### What is expected
Every line containing the word "граждан" needs to be found and copied.

### Task data
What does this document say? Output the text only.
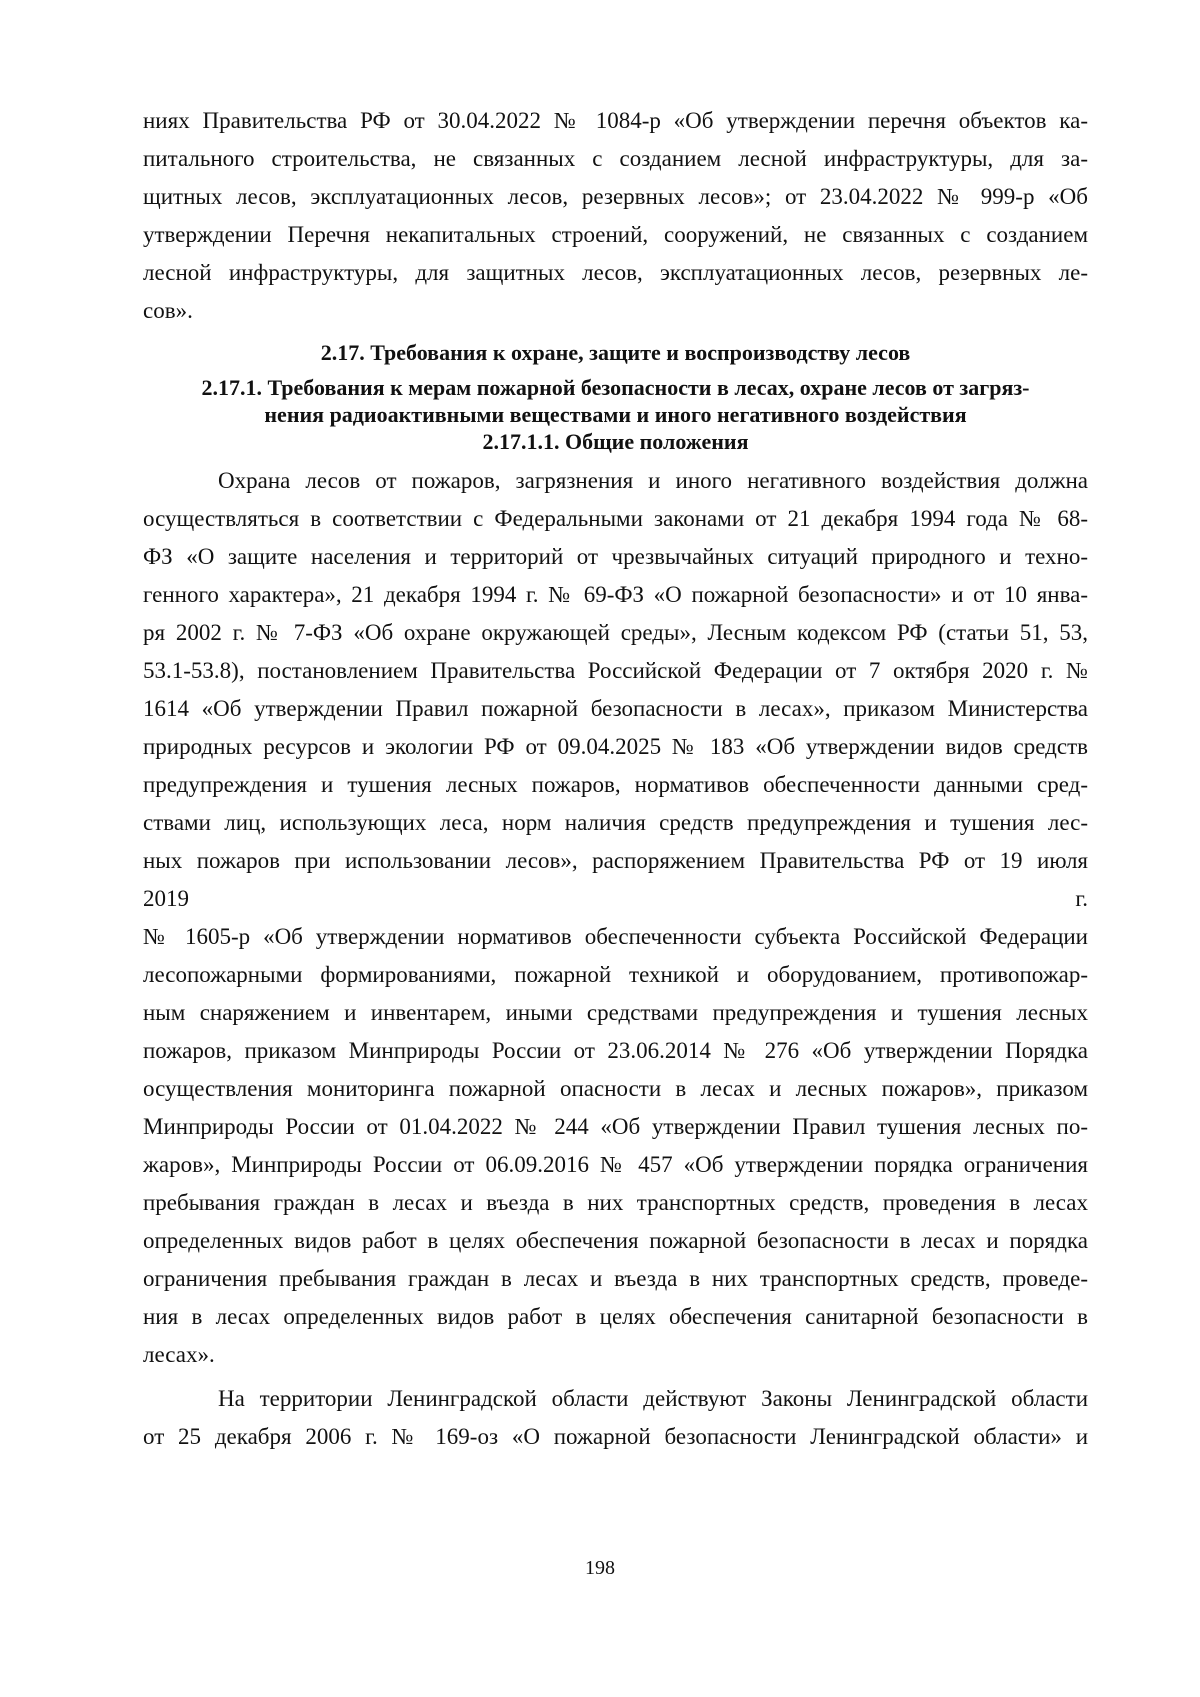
ниях Правительства РФ от 30.04.2022 № 1084-р «Об утверждении перечня объектов ка-
питального строительства, не связанных с созданием лесной инфраструктуры, для за-
щитных лесов, эксплуатационных лесов, резервных лесов»; от 23.04.2022 № 999-р «Об
утверждении Перечня некапитальных строений, сооружений, не связанных с созданием
лесной инфраструктуры, для защитных лесов, эксплуатационных лесов, резервных ле-
сов».
2.17. Требования к охране, защите и воспроизводству лесов
2.17.1. Требования к мерам пожарной безопасности в лесах, охране лесов от загряз-
нения радиоактивными веществами и иного негативного воздействия
2.17.1.1. Общие положения
Охрана лесов от пожаров, загрязнения и иного негативного воздействия должна
осуществляться в соответствии с Федеральными законами от 21 декабря 1994 года № 68-
ФЗ «О защите населения и территорий от чрезвычайных ситуаций природного и техно-
генного характера», 21 декабря 1994 г. № 69-ФЗ «О пожарной безопасности» и от 10 янва-
ря 2002 г. № 7-ФЗ «Об охране окружающей среды», Лесным кодексом РФ (статьи 51, 53,
53.1-53.8), постановлением Правительства Российской Федерации от 7 октября 2020 г. №
1614 «Об утверждении Правил пожарной безопасности в лесах», приказом Министерства
природных ресурсов и экологии РФ от 09.04.2025 № 183 «Об утверждении видов средств
предупреждения и тушения лесных пожаров, нормативов обеспеченности данными сред-
ствами лиц, использующих леса, норм наличия средств предупреждения и тушения лес-
ных пожаров при использовании лесов», распоряжением Правительства РФ от 19 июля
2019 г.
№ 1605-р «Об утверждении нормативов обеспеченности субъекта Российской Федерации
лесопожарными формированиями, пожарной техникой и оборудованием, противопожар-
ным снаряжением и инвентарем, иными средствами предупреждения и тушения лесных
пожаров, приказом Минприроды России от 23.06.2014 № 276 «Об утверждении Порядка
осуществления мониторинга пожарной опасности в лесах и лесных пожаров», приказом
Минприроды России от 01.04.2022 № 244 «Об утверждении Правил тушения лесных по-
жаров», Минприроды России от 06.09.2016 № 457 «Об утверждении порядка ограничения
пребывания граждан в лесах и въезда в них транспортных средств, проведения в лесах
определенных видов работ в целях обеспечения пожарной безопасности в лесах и порядка
ограничения пребывания граждан в лесах и въезда в них транспортных средств, проведе-
ния в лесах определенных видов работ в целях обеспечения санитарной безопасности в
лесах».
На территории Ленинградской области действуют Законы Ленинградской области
от 25 декабря 2006 г. № 169-оз «О пожарной безопасности Ленинградской области» и
198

### Solution
пребывания граждан в лесах и въезда в них транспортных средств, проведения в лесах
ограничения пребывания граждан в лесах и въезда в них транспортных средств, проведе-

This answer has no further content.